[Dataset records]
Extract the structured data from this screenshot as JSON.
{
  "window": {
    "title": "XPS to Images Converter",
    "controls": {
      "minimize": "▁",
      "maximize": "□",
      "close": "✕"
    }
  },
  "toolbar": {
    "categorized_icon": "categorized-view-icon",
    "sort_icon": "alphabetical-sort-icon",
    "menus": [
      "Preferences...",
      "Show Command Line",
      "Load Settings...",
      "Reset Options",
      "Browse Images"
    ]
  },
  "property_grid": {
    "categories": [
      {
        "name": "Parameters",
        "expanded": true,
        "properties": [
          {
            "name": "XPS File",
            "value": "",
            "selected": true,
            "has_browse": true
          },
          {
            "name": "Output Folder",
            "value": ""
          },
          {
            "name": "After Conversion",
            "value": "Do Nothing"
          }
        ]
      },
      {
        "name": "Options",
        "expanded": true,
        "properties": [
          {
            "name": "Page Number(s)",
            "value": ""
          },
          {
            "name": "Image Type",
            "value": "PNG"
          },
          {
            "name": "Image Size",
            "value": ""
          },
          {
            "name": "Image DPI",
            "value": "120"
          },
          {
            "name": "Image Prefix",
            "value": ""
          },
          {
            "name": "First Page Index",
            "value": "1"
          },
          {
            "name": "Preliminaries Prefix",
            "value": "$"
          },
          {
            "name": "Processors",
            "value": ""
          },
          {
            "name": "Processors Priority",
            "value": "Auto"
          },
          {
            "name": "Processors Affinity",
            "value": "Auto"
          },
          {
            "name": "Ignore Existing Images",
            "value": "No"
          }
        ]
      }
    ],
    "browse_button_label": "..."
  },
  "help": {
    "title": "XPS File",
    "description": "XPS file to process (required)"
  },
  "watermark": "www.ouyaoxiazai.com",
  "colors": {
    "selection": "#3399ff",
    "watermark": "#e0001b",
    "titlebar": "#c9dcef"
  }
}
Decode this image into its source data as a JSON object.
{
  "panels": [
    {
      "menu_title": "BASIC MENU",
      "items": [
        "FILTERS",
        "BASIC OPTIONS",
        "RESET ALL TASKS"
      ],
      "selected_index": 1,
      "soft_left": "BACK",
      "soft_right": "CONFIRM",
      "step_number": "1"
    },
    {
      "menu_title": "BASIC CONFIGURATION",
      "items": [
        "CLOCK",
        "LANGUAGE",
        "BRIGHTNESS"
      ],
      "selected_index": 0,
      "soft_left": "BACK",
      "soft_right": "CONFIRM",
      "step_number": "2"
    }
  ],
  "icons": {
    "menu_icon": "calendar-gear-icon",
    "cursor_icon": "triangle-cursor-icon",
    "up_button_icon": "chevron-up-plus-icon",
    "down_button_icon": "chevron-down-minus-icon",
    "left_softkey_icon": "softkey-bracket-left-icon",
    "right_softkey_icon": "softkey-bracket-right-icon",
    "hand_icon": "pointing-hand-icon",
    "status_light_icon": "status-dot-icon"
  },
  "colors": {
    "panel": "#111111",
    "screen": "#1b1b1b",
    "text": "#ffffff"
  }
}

▶ _Task_: Check each line of the records above for the string "watermark", and report every line that has it.

▶ _Response_:
  "watermark": "www.ouyaoxiazai.com",
    "watermark": "#e0001b",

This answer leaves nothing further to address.